A friend asked me recently who my lifestyle heroes were. I
was at a loss, stupefied, scrambling to think of any single person’s life that I
wanted for my own. Of course there are people whose lives I admire, aspire to
in pieces, but I hadn’t ever given any thought to where to source pieces of an ideal life from. And that seemed a bad thing; failing to decode what my personal
brand of success looks like and how it’s paid for by the hour. I've always tried to fit pieces of what I love into existing jobs, no matter that the value of the whole seems to degrade under the weight of a single clock, ticking. Anyways. My friend’s question was a
Pandora’s box about living a unified life; and much later I sent a feeble text message
listing various writers whose writing habits I admire. Not a great answer to a
question that bugs me, still.
I was in Hudson, NY recently. If reading Mary McCarthy’s A
Charmed Life hadn’t killed my appetite for disappearing into the country, with
my aspirations packed for relocation, then the visit did. John Leonard wrote of
popular culture (but he could have been talking about Hudson supplanting
Brooklyn) as, “where we go to talk to and agree with one another; to simplify
ourselves; to find our herd…The thrills are cheap and the payoffs predictable and,
after awhile, the repetition is a bummer.” The bummer hit me fully after
entering a bookstore and perusing the shelves only to find a perfect
collection, not a stray book present, and know that our escape to the region was
(long long ago) found.

■ DATA SECTION

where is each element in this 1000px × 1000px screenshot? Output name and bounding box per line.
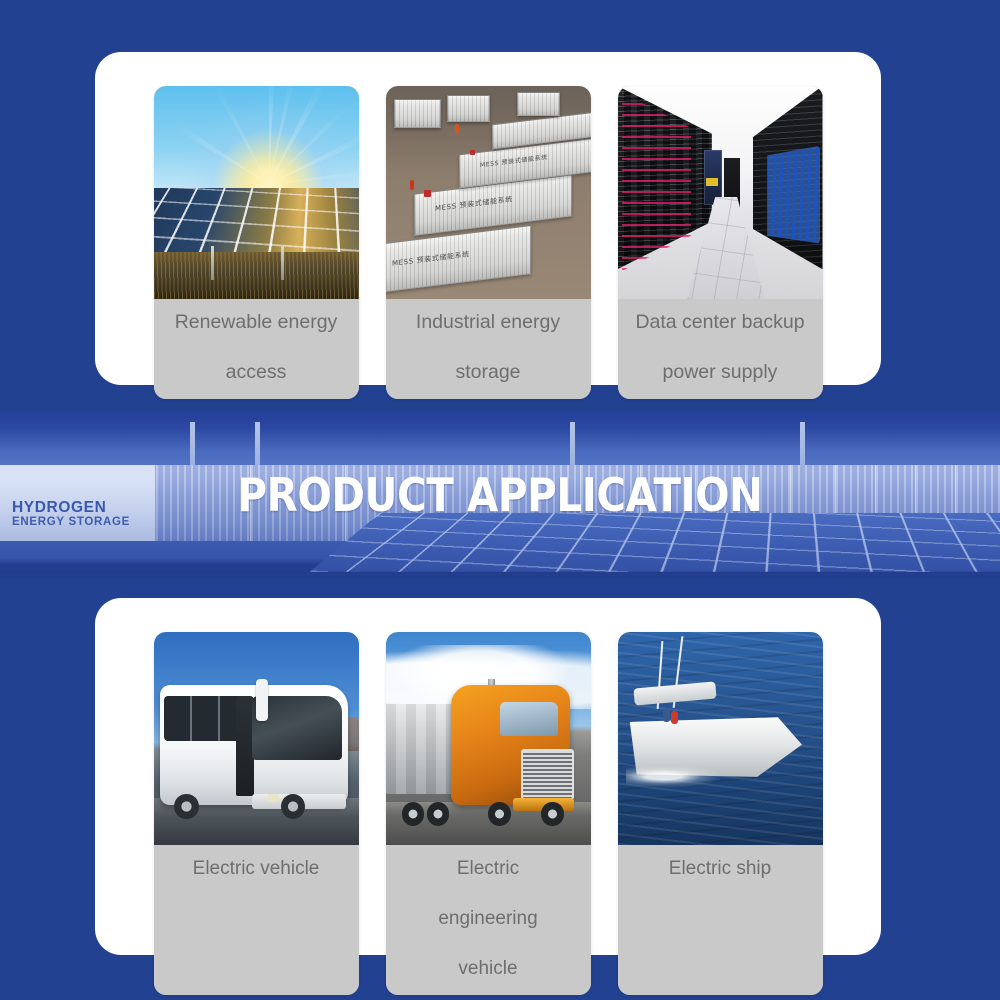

■ PROBLEM STATEMENT
Reproduce word for word everything from "A friend asked" down to "bugs me, still." in the passage on lifestyle heroes and Hudson.

■ EXERCISE SOLUTION
A friend asked me recently who my lifestyle heroes were. I
was at a loss, stupefied, scrambling to think of any single person’s life that I
wanted for my own. Of course there are people whose lives I admire, aspire to
in pieces, but I hadn’t ever given any thought to where to source pieces of an ideal life from. And that seemed a bad thing; failing to decode what my personal
brand of success looks like and how it’s paid for by the hour. I've always tried to fit pieces of what I love into existing jobs, no matter that the value of the whole seems to degrade under the weight of a single clock, ticking. Anyways. My friend’s question was a
Pandora’s box about living a unified life; and much later I sent a feeble text message
listing various writers whose writing habits I admire. Not a great answer to a
question that bugs me, still.